--- START TEXT BLOCK ---

# beautiful processors



## Ocean (Nov 2, 2010)

I got 2 of these in some old servers yesterday, and they were worth showing.

The ones I have look like the one on the left. :mrgreen:

They are made by DEC I believe (whoever that is), and are E45L.

There is a gold square on the bottom side, and big, thick fingers. 8)


----------



## Anonymous (Nov 2, 2010)

Those have a fair yield on them too.I received a few hundred of them last year from military equipment.Some of the material I was given was hypnotizing to look at.


----------



## bwcbob (Nov 2, 2010)

Really Nice - DEC Digital Equipment Corp. - They folded around 1998. I have a bunch of their work stations


----------



## DarkspARCS (Feb 7, 2011)

bwcbob said:


> Really Nice - DEC Digital Equipment Corp. - They folded around 1998. I have a bunch of their work stations



Lol, I was wondering what happened to them! I remember thier boards always had DIGITAL written down the sides of them. Thier machine designs always perplexed me, as they were always proprietary in nature...

Those chips are sweet - Digital made processors too huh? Too bad they folded, AMD and INTEL need more competators.


----------



## Nervin (Feb 7, 2011)

I remember those guys from my military days..


----------



## Drewbie (Feb 8, 2011)

http://www.channelregister.co.uk/2011/02/08/dec_founder_olsen_dead/

I have happy memories of playing startrek in Fortran on a PDP-11 at my first job.


----------



## Smitty (Feb 10, 2011)

Those screw poles are where the heat sinks are attached to. I just took apart 3 of their servers and are trying to sell the memory and CPU modules. Not many people are in need of these server items.


----------



## Shocker (Mar 1, 2011)

Intel bought DEC. FYI.


----------



## GoldmanM (Jan 6, 2012)

DarkspARCS said:


> bwcbob said:
> 
> 
> > Really Nice - DEC Digital Equipment Corp. - They folded around 1998. I have a bunch of their work stations
> ...

--- END TEXT BLOCK ---
--- START PROVIDED DATA ---

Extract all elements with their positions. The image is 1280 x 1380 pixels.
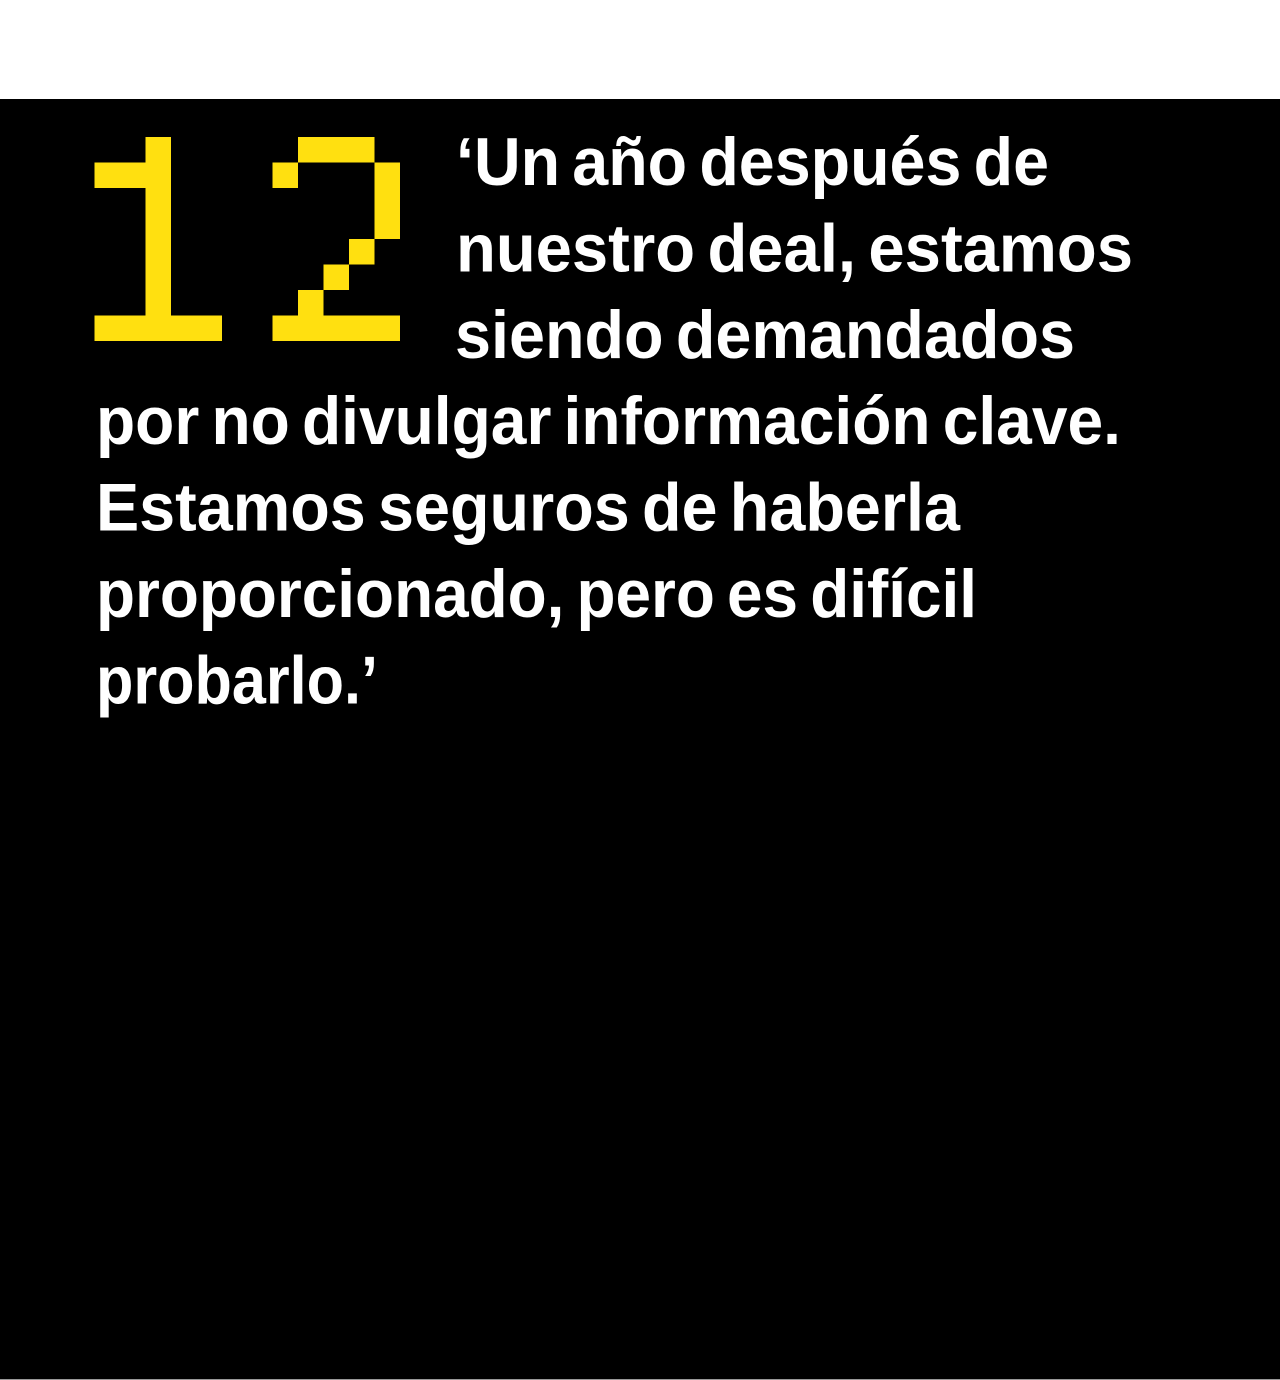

--- END PROVIDED DATA ---
--- START PROVIDED DATA ---

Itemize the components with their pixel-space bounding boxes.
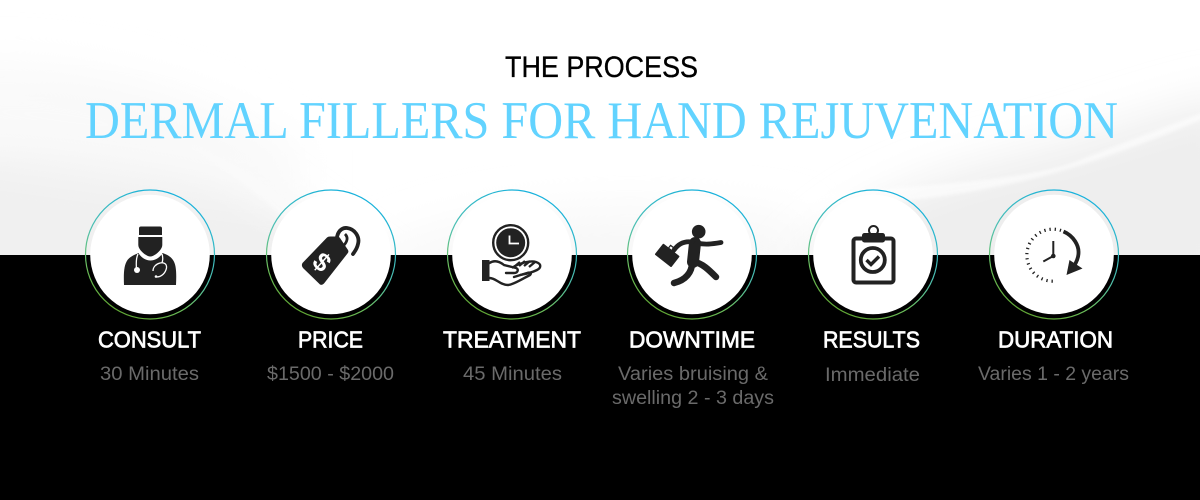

--- END PROVIDED DATA ---
--- START PROVIDED DATA ---

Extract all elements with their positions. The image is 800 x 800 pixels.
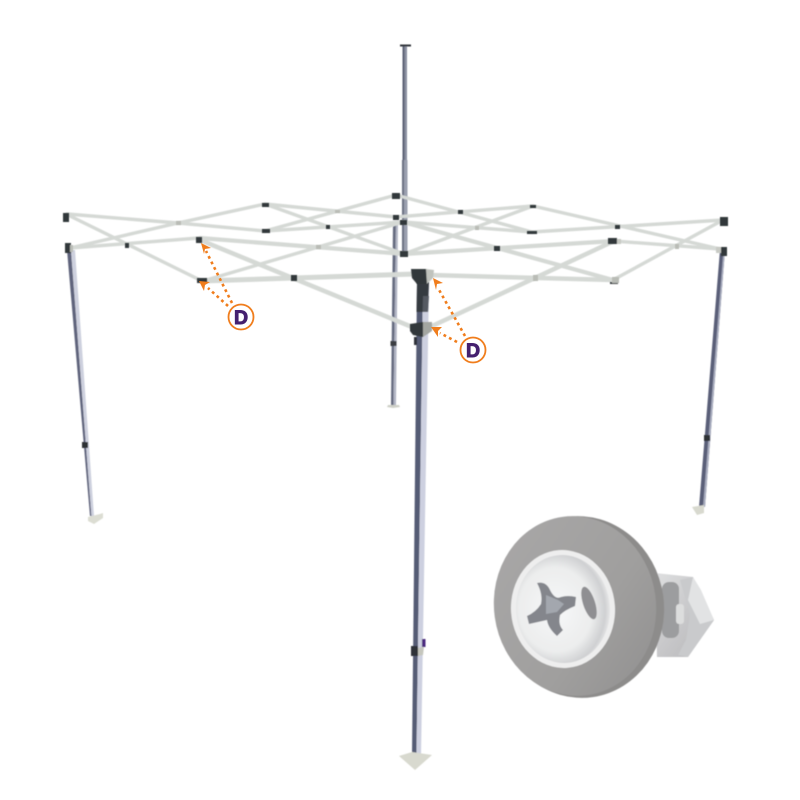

--- END PROVIDED DATA ---

» EXERCISE DETAILS
Reproduce the whole forum thread about the DEC processors word for word.

» FINAL RESULT
# beautiful processors



## Ocean (Nov 2, 2010)

I got 2 of these in some old servers yesterday, and they were worth showing.

The ones I have look like the one on the left. :mrgreen:

They are made by DEC I believe (whoever that is), and are E45L.

There is a gold square on the bottom side, and big, thick fingers. 8)


----------



## Anonymous (Nov 2, 2010)

Those have a fair yield on them too.I received a few hundred of them last year from military equipment.Some of the material I was given was hypnotizing to look at.


----------



## bwcbob (Nov 2, 2010)

Really Nice - DEC Digital Equipment Corp. - They folded around 1998. I have a bunch of their work stations


----------



## DarkspARCS (Feb 7, 2011)

bwcbob said:


> Really Nice - DEC Digital Equipment Corp. - They folded around 1998. I have a bunch of their work stations



Lol, I was wondering what happened to them! I remember thier boards always had DIGITAL written down the sides of them. Thier machine designs always perplexed me, as they were always proprietary in nature...

Those chips are sweet - Digital made processors too huh? Too bad they folded, AMD and INTEL need more competators.


----------



## Nervin (Feb 7, 2011)

I remember those guys from my military days..


----------



## Drewbie (Feb 8, 2011)

http://www.channelregister.co.uk/2011/02/08/dec_founder_olsen_dead/

I have happy memories of playing startrek in Fortran on a PDP-11 at my first job.


----------



## Smitty (Feb 10, 2011)

Those screw poles are where the heat sinks are attached to. I just took apart 3 of their servers and are trying to sell the memory and CPU modules. Not many people are in need of these server items.


----------



## Shocker (Mar 1, 2011)

Intel bought DEC. FYI.


----------



## GoldmanM (Jan 6, 2012)

DarkspARCS said:


> bwcbob said:
> 
> 
> > Really Nice - DEC Digital Equipment Corp. - They folded around 1998. I have a bunch of their work stations
> ...